━━ Dataset excerpts

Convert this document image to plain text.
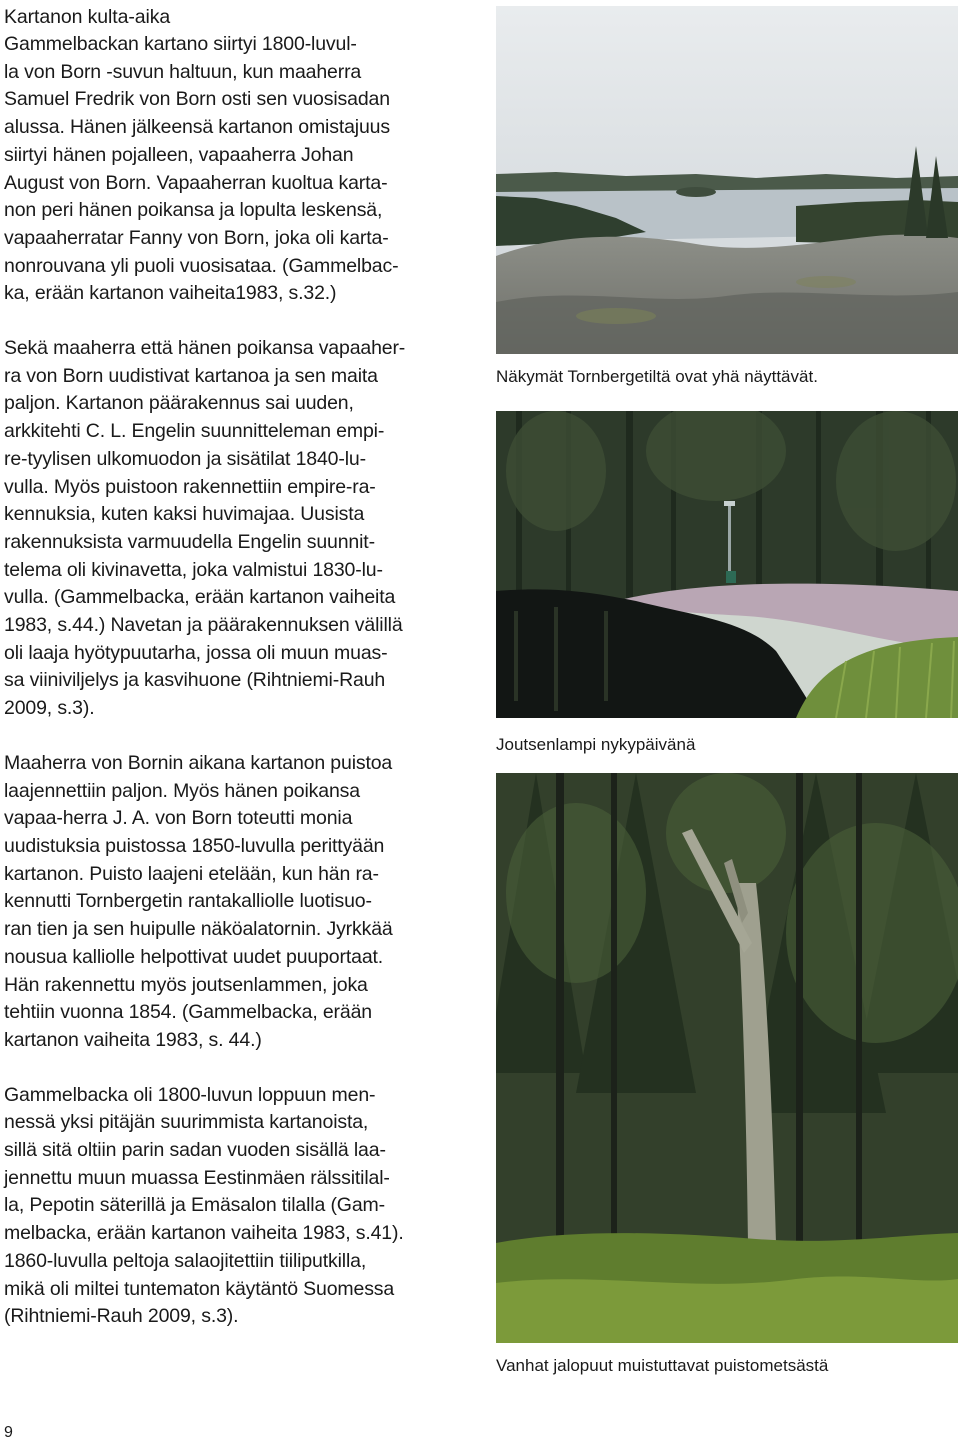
Kartanon kulta-aika

Gammelbackan kartano siirtyi 1800-luvul-
la von Born -suvun haltuun, kun maaherra
Samuel Fredrik von Born osti sen vuosisadan
alussa. Hänen jälkeensä kartanon omistajuus
siirtyi hänen pojalleen, vapaaherra Johan
August von Born. Vapaaherran kuoltua karta-
non peri hänen poikansa ja lopulta leskensä,
vapaaherratar Fanny von Born, joka oli karta-
nonrouvana yli puoli vuosisataa. (Gammelbac-
ka, erään kartanon vaiheita1983, s.32.)

Sekä maaherra että hänen poikansa vapaaher-
ra von Born uudistivat kartanoa ja sen maita
paljon. Kartanon päärakennus sai uuden,
arkkitehti C. L. Engelin suunnitteleman empi-
re-tyylisen ulkomuodon ja sisätilat 1840-lu-
vulla. Myös puistoon rakennettiin empire-ra-
kennuksia, kuten kaksi huvimajaa. Uusista
rakennuksista varmuudella Engelin suunnit-
telema oli kivinavetta, joka valmistui 1830-lu-
vulla. (Gammelbacka, erään kartanon vaiheita
1983, s.44.) Navetan ja päärakennuksen välillä
oli laaja hyötypuutarha, jossa oli muun muas-
sa viiniviljelys ja kasvihuone (Rihtniemi-Rauh
2009, s.3).

Maaherra von Bornin aikana kartanon puistoa
laajennettiin paljon. Myös hänen poikansa
vapaa-herra J. A. von Born toteutti monia
uudistuksia puistossa 1850-luvulla perittyään
kartanon. Puisto laajeni etelään, kun hän ra-
kennutti Tornbergetin rantakalliolle luotisuo-
ran tien ja sen huipulle näköalatornin. Jyrkkää
nousua kalliolle helpottivat uudet puuportaat.
Hän rakennettu myös joutsenlammen, joka
tehtiin vuonna 1854. (Gammelbacka, erään
kartanon vaiheita 1983, s. 44.)

Gammelbacka oli 1800-luvun loppuun men-
nessä yksi pitäjän suurimmista kartanoista,
sillä sitä oltiin parin sadan vuoden sisällä laa-
jennettu muun muassa Eestinmäen rälssitilal-
la, Pepotin säterillä ja Emäsalon tilalla (Gam-
melbacka, erään kartanon vaiheita 1983, s.41).
1860-luvulla peltoja salaojitettiin tiiliputkilla,
mikä oli miltei tuntematon käytäntö Suomessa
(Rihtniemi-Rauh 2009, s.3).

Näkymät Tornbergetiltä ovat yhä näyttävät.

Joutsenlampi nykypäivänä

Vanhat jalopuut muistuttavat puistometsästä

9
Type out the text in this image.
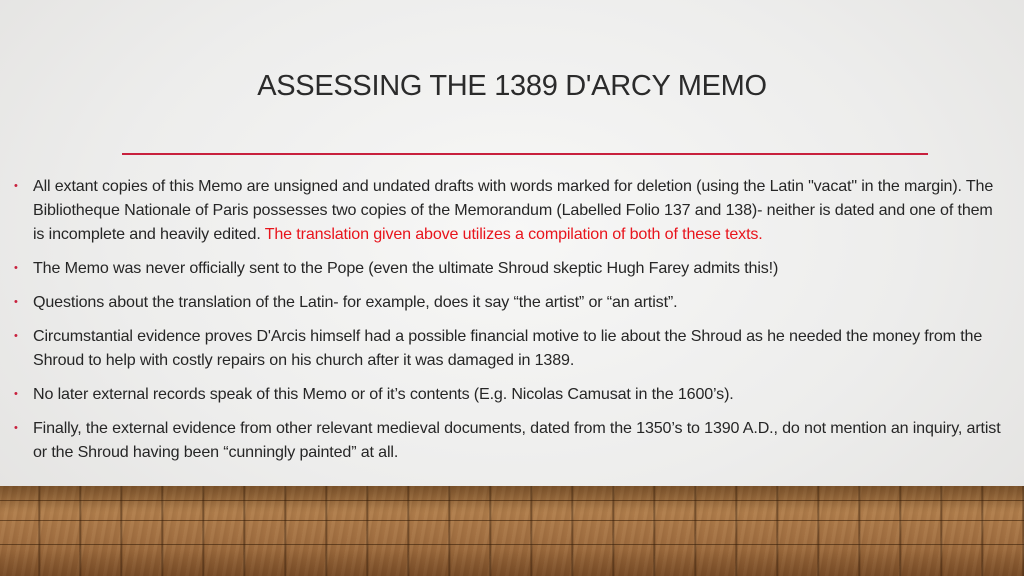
ASSESSING THE 1389 D'ARCY MEMO
• All extant copies of this Memo are unsigned and undated drafts with words marked for deletion (using the Latin "vacat" in the margin). The Bibliotheque Nationale of Paris possesses two copies of the Memorandum (Labelled Folio 137 and 138)- neither is dated and one of them is incomplete and heavily edited. The translation given above utilizes a compilation of both of these texts.
• The Memo was never officially sent to the Pope (even the ultimate Shroud skeptic Hugh Farey admits this!)
• Questions about the translation of the Latin- for example, does it say “the artist” or “an artist”.
• Circumstantial evidence proves D'Arcis himself had a possible financial motive to lie about the Shroud as he needed the money from the Shroud to help with costly repairs on his church after it was damaged in 1389.
• No later external records speak of this Memo or of it’s contents (E.g. Nicolas Camusat in the 1600’s).
• Finally, the external evidence from other relevant medieval documents, dated from the 1350’s to 1390 A.D., do not mention an inquiry, artist or the Shroud having been “cunningly painted” at all.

━━━━

*Your objective*.
Omit every picture, then repeat the remaining data exactly as it appears above.

*Task result*.
Convert this document image to plain text.
Kartanon kulta-aika

Gammelbackan kartano siirtyi 1800-luvul-
la von Born -suvun haltuun, kun maaherra
Samuel Fredrik von Born osti sen vuosisadan
alussa. Hänen jälkeensä kartanon omistajuus
siirtyi hänen pojalleen, vapaaherra Johan
August von Born. Vapaaherran kuoltua karta-
non peri hänen poikansa ja lopulta leskensä,
vapaaherratar Fanny von Born, joka oli karta-
nonrouvana yli puoli vuosisataa. (Gammelbac-
ka, erään kartanon vaiheita1983, s.32.)

Sekä maaherra että hänen poikansa vapaaher-
ra von Born uudistivat kartanoa ja sen maita
paljon. Kartanon päärakennus sai uuden,
arkkitehti C. L. Engelin suunnitteleman empi-
re-tyylisen ulkomuodon ja sisätilat 1840-lu-
vulla. Myös puistoon rakennettiin empire-ra-
kennuksia, kuten kaksi huvimajaa. Uusista
rakennuksista varmuudella Engelin suunnit-
telema oli kivinavetta, joka valmistui 1830-lu-
vulla. (Gammelbacka, erään kartanon vaiheita
1983, s.44.) Navetan ja päärakennuksen välillä
oli laaja hyötypuutarha, jossa oli muun muas-
sa viiniviljelys ja kasvihuone (Rihtniemi-Rauh
2009, s.3).

Maaherra von Bornin aikana kartanon puistoa
laajennettiin paljon. Myös hänen poikansa
vapaa-herra J. A. von Born toteutti monia
uudistuksia puistossa 1850-luvulla perittyään
kartanon. Puisto laajeni etelään, kun hän ra-
kennutti Tornbergetin rantakalliolle luotisuo-
ran tien ja sen huipulle näköalatornin. Jyrkkää
nousua kalliolle helpottivat uudet puuportaat.
Hän rakennettu myös joutsenlammen, joka
tehtiin vuonna 1854. (Gammelbacka, erään
kartanon vaiheita 1983, s. 44.)

Gammelbacka oli 1800-luvun loppuun men-
nessä yksi pitäjän suurimmista kartanoista,
sillä sitä oltiin parin sadan vuoden sisällä laa-
jennettu muun muassa Eestinmäen rälssitilal-
la, Pepotin säterillä ja Emäsalon tilalla (Gam-
melbacka, erään kartanon vaiheita 1983, s.41).
1860-luvulla peltoja salaojitettiin tiiliputkilla,
mikä oli miltei tuntematon käytäntö Suomessa
(Rihtniemi-Rauh 2009, s.3).

Näkymät Tornbergetiltä ovat yhä näyttävät.

Joutsenlampi nykypäivänä

Vanhat jalopuut muistuttavat puistometsästä

9
Type out the text in this image.
ASSESSING THE 1389 D'ARCY MEMO
• All extant copies of this Memo are unsigned and undated drafts with words marked for deletion (using the Latin "vacat" in the margin). The Bibliotheque Nationale of Paris possesses two copies of the Memorandum (Labelled Folio 137 and 138)- neither is dated and one of them is incomplete and heavily edited. The translation given above utilizes a compilation of both of these texts.
• The Memo was never officially sent to the Pope (even the ultimate Shroud skeptic Hugh Farey admits this!)
• Questions about the translation of the Latin- for example, does it say “the artist” or “an artist”.
• Circumstantial evidence proves D'Arcis himself had a possible financial motive to lie about the Shroud as he needed the money from the Shroud to help with costly repairs on his church after it was damaged in 1389.
• No later external records speak of this Memo or of it’s contents (E.g. Nicolas Camusat in the 1600’s).
• Finally, the external evidence from other relevant medieval documents, dated from the 1350’s to 1390 A.D., do not mention an inquiry, artist or the Shroud having been “cunningly painted” at all.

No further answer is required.